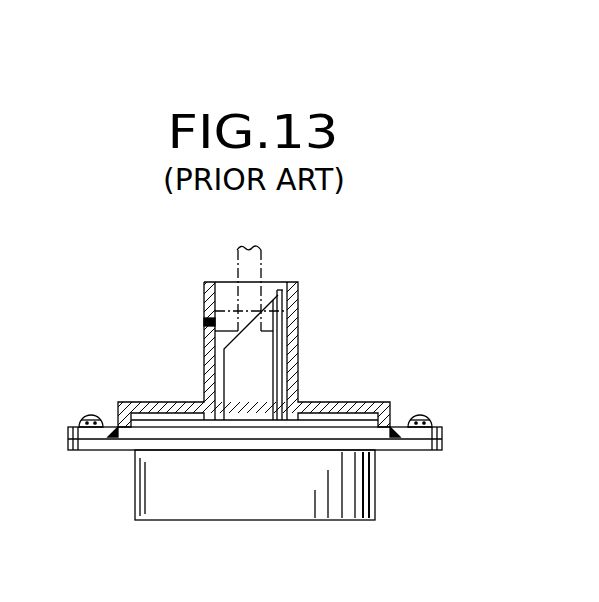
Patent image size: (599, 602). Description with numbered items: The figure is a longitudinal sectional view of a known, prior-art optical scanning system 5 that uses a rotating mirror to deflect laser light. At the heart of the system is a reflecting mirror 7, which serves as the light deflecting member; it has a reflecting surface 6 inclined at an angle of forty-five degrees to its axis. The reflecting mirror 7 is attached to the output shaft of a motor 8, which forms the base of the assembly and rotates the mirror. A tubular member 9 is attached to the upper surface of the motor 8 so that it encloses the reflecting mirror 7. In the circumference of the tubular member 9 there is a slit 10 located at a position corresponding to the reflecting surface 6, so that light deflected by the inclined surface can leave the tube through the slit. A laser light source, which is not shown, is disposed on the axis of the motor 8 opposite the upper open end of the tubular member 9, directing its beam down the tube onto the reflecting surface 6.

The optical scanning system 5 is at (271, 320).
The reflecting surface 6 is at (277, 288).
The reflecting mirror 7 is at (271, 330).
The motor 8 is at (253, 512).
The tubular member 9 is at (300, 367).
The slit 10 is at (203, 322).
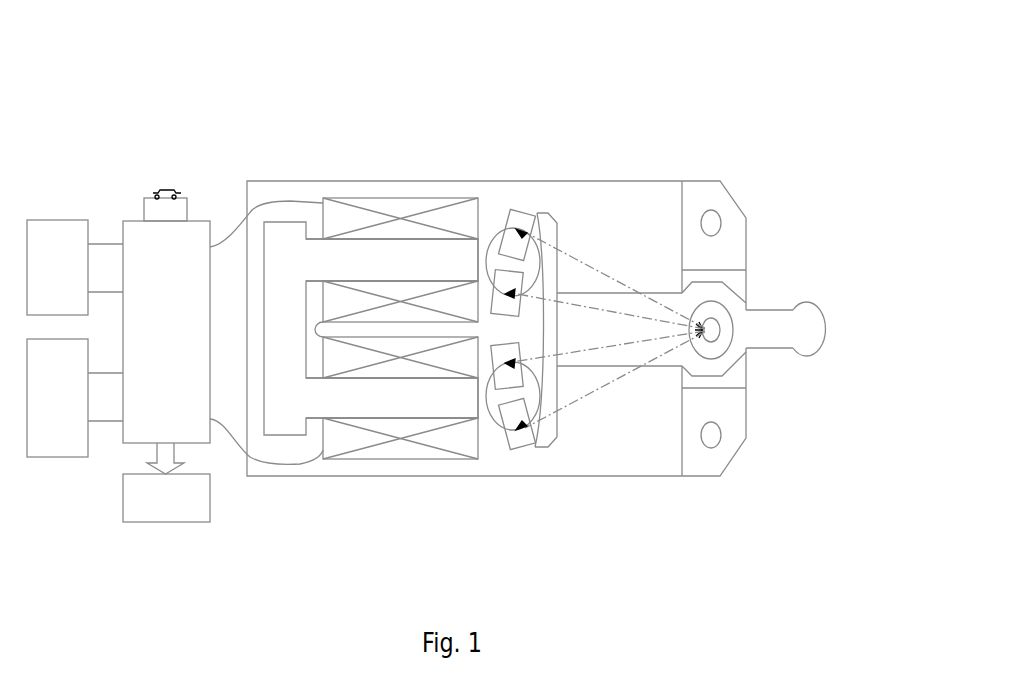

________

Print every line of the items above verbatim, leaving out the pictures.

■ Result for this exercise:
Patent image size: (599, 602). Description with numbered items: The figure is a longitudinal sectional view of a known, prior-art optical scanning system 5 that uses a rotating mirror to deflect laser light. At the heart of the system is a reflecting mirror 7, which serves as the light deflecting member; it has a reflecting surface 6 inclined at an angle of forty-five degrees to its axis. The reflecting mirror 7 is attached to the output shaft of a motor 8, which forms the base of the assembly and rotates the mirror. A tubular member 9 is attached to the upper surface of the motor 8 so that it encloses the reflecting mirror 7. In the circumference of the tubular member 9 there is a slit 10 located at a position corresponding to the reflecting surface 6, so that light deflected by the inclined surface can leave the tube through the slit. A laser light source, which is not shown, is disposed on the axis of the motor 8 opposite the upper open end of the tubular member 9, directing its beam down the tube onto the reflecting surface 6.

The optical scanning system 5 is at (271, 320).
The reflecting surface 6 is at (277, 288).
The reflecting mirror 7 is at (271, 330).
The motor 8 is at (253, 512).
The tubular member 9 is at (300, 367).
The slit 10 is at (203, 322).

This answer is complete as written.